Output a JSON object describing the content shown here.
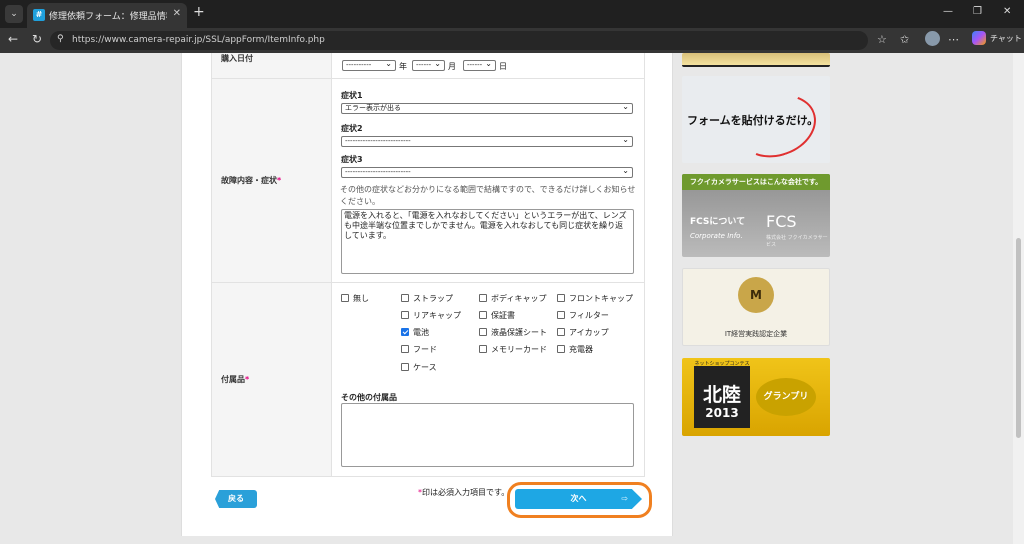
{
  "browser": {
    "tab_title": "修理依頼フォーム：修理品情報入力",
    "favicon_glyph": "#",
    "url": "https://www.camera-repair.jp/SSL/appForm/ItemInfo.php",
    "copilot_label": "チャット"
  },
  "form": {
    "purchase_date": {
      "label": "購入日付",
      "year_value": "----------",
      "year_unit": "年",
      "month_value": "------",
      "month_unit": "月",
      "day_value": "------",
      "day_unit": "日"
    },
    "symptoms": {
      "label": "故障内容・症状",
      "required_mark": "*",
      "symptom1_label": "症状1",
      "symptom1_value": "エラー表示が出る",
      "symptom2_label": "症状2",
      "symptom2_value": "--------------------------",
      "symptom3_label": "症状3",
      "symptom3_value": "--------------------------",
      "note": "その他の症状などお分かりになる範囲で結構ですので、できるだけ詳しくお知らせください。",
      "detail_text": "電源を入れると、「電源を入れなおしてください」というエラーが出て、レンズも中途半端な位置までしかでません。電源を入れなおしても同じ症状を繰り返しています。"
    },
    "accessories": {
      "label": "付属品",
      "required_mark": "*",
      "items": [
        {
          "label": "無し",
          "checked": false
        },
        {
          "label": "ストラップ",
          "checked": false
        },
        {
          "label": "ボディキャップ",
          "checked": false
        },
        {
          "label": "フロントキャップ",
          "checked": false
        },
        {
          "label": "リアキャップ",
          "checked": false
        },
        {
          "label": "保証書",
          "checked": false
        },
        {
          "label": "フィルター",
          "checked": false
        },
        {
          "label": "電池",
          "checked": true
        },
        {
          "label": "液晶保護シート",
          "checked": false
        },
        {
          "label": "アイカップ",
          "checked": false
        },
        {
          "label": "フード",
          "checked": false
        },
        {
          "label": "メモリーカード",
          "checked": false
        },
        {
          "label": "充電器",
          "checked": false
        },
        {
          "label": "ケース",
          "checked": false
        }
      ],
      "other_label": "その他の付属品",
      "other_value": ""
    },
    "required_note_mark": "*",
    "required_note": "印は必須入力項目です。",
    "back_label": "戻る",
    "next_label": "次へ",
    "next_arrow": "⇨"
  },
  "banners": {
    "form_banner": "フォームを貼付けるだけ。",
    "fcs_header": "フクイカメラサービスはこんな会社です。",
    "fcs_about": "FCSについて",
    "fcs_about_en": "Corporate Info.",
    "fcs_logo": "FCS",
    "fcs_company": "株式会社 フクイカメラサービス",
    "it_award_emblem": "M",
    "it_award": "IT経営実践認定企業",
    "contest_title": "ネットショップコンテスト",
    "contest_region": "北陸",
    "contest_year": "2013",
    "contest_prize": "グランプリ"
  },
  "colors": {
    "required": "#e4007f",
    "button": "#1ea7e4",
    "highlight": "#f08020"
  }
}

━━━━

● DO THIS
Copy the listing exactly. Any image in it stays out of the copy.

● EXERCISE RESPONSE
Output a JSON object describing the content shown here.
{
  "browser": {
    "tab_title": "修理依頼フォーム：修理品情報入力",
    "favicon_glyph": "#",
    "url": "https://www.camera-repair.jp/SSL/appForm/ItemInfo.php",
    "copilot_label": "チャット"
  },
  "form": {
    "purchase_date": {
      "label": "購入日付",
      "year_value": "----------",
      "year_unit": "年",
      "month_value": "------",
      "month_unit": "月",
      "day_value": "------",
      "day_unit": "日"
    },
    "symptoms": {
      "label": "故障内容・症状",
      "required_mark": "*",
      "symptom1_label": "症状1",
      "symptom1_value": "エラー表示が出る",
      "symptom2_label": "症状2",
      "symptom2_value": "--------------------------",
      "symptom3_label": "症状3",
      "symptom3_value": "--------------------------",
      "note": "その他の症状などお分かりになる範囲で結構ですので、できるだけ詳しくお知らせください。",
      "detail_text": "電源を入れると、「電源を入れなおしてください」というエラーが出て、レンズも中途半端な位置までしかでません。電源を入れなおしても同じ症状を繰り返しています。"
    },
    "accessories": {
      "label": "付属品",
      "required_mark": "*",
      "items": [
        {
          "label": "無し",
          "checked": false
        },
        {
          "label": "ストラップ",
          "checked": false
        },
        {
          "label": "ボディキャップ",
          "checked": false
        },
        {
          "label": "フロントキャップ",
          "checked": false
        },
        {
          "label": "リアキャップ",
          "checked": false
        },
        {
          "label": "保証書",
          "checked": false
        },
        {
          "label": "フィルター",
          "checked": false
        },
        {
          "label": "電池",
          "checked": true
        },
        {
          "label": "液晶保護シート",
          "checked": false
        },
        {
          "label": "アイカップ",
          "checked": false
        },
        {
          "label": "フード",
          "checked": false
        },
        {
          "label": "メモリーカード",
          "checked": false
        },
        {
          "label": "充電器",
          "checked": false
        },
        {
          "label": "ケース",
          "checked": false
        }
      ],
      "other_label": "その他の付属品",
      "other_value": ""
    },
    "required_note_mark": "*",
    "required_note": "印は必須入力項目です。",
    "back_label": "戻る",
    "next_label": "次へ",
    "next_arrow": "⇨"
  },
  "banners": {
    "form_banner": "フォームを貼付けるだけ。",
    "fcs_header": "フクイカメラサービスはこんな会社です。",
    "fcs_about": "FCSについて",
    "fcs_about_en": "Corporate Info.",
    "fcs_logo": "FCS",
    "fcs_company": "株式会社 フクイカメラサービス",
    "it_award_emblem": "M",
    "it_award": "IT経営実践認定企業",
    "contest_title": "ネットショップコンテスト",
    "contest_region": "北陸",
    "contest_year": "2013",
    "contest_prize": "グランプリ"
  },
  "colors": {
    "required": "#e4007f",
    "button": "#1ea7e4",
    "highlight": "#f08020"
  }
}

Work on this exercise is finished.